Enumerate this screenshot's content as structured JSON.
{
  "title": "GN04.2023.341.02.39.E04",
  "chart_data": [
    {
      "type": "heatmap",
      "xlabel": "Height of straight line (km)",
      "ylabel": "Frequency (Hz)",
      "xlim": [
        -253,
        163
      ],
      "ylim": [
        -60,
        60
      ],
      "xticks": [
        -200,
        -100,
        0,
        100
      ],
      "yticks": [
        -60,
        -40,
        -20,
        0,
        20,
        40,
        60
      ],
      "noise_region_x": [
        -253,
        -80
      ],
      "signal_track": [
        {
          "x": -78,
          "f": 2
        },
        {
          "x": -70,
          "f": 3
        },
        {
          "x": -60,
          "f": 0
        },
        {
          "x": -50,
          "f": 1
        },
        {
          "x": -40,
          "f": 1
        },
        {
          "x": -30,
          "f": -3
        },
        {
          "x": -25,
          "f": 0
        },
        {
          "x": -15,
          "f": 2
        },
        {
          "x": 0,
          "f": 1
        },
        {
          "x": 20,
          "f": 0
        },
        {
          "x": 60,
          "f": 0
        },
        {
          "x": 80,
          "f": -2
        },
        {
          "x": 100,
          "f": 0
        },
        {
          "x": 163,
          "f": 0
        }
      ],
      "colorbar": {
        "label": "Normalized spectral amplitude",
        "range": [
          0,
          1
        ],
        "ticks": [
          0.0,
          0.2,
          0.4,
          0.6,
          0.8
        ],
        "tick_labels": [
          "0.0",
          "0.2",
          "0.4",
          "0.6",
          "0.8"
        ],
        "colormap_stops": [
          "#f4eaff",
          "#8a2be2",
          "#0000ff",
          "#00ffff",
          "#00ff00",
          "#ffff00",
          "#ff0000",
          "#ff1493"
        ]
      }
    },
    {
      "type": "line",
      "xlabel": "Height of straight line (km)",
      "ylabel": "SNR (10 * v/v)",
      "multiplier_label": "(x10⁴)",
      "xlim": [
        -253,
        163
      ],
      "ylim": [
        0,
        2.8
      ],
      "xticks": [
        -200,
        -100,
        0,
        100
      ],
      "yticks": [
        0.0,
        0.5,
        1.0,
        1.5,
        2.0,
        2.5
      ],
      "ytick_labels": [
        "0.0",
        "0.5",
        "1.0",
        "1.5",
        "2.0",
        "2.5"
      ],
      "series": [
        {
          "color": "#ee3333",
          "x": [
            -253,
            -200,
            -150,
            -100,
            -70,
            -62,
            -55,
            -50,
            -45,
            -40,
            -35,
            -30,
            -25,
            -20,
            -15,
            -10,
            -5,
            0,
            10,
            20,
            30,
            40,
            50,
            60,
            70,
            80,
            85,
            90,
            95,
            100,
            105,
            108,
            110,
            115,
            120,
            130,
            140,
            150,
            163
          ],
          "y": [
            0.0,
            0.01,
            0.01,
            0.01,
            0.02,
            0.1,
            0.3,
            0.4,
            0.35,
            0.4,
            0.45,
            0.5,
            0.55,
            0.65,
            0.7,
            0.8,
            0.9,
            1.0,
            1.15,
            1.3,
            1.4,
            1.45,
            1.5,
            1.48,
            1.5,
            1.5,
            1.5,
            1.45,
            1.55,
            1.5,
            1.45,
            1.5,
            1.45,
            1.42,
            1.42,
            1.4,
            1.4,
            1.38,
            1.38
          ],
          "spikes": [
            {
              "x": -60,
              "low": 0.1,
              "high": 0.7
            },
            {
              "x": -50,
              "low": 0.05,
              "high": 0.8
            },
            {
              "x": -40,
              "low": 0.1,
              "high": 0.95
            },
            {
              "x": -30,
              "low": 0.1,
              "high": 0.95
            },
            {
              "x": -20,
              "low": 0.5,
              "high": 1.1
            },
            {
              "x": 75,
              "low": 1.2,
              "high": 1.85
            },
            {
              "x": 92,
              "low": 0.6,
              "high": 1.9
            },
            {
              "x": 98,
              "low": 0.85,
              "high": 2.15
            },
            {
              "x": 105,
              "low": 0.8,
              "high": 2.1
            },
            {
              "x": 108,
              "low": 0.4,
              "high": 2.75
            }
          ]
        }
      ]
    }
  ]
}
---
Find the lines that include the string "ylabel", then copy each of them.

SOLUTION BELOW.
      "ylabel": "Frequency (Hz)",
      "ylabel": "SNR (10 * v/v)",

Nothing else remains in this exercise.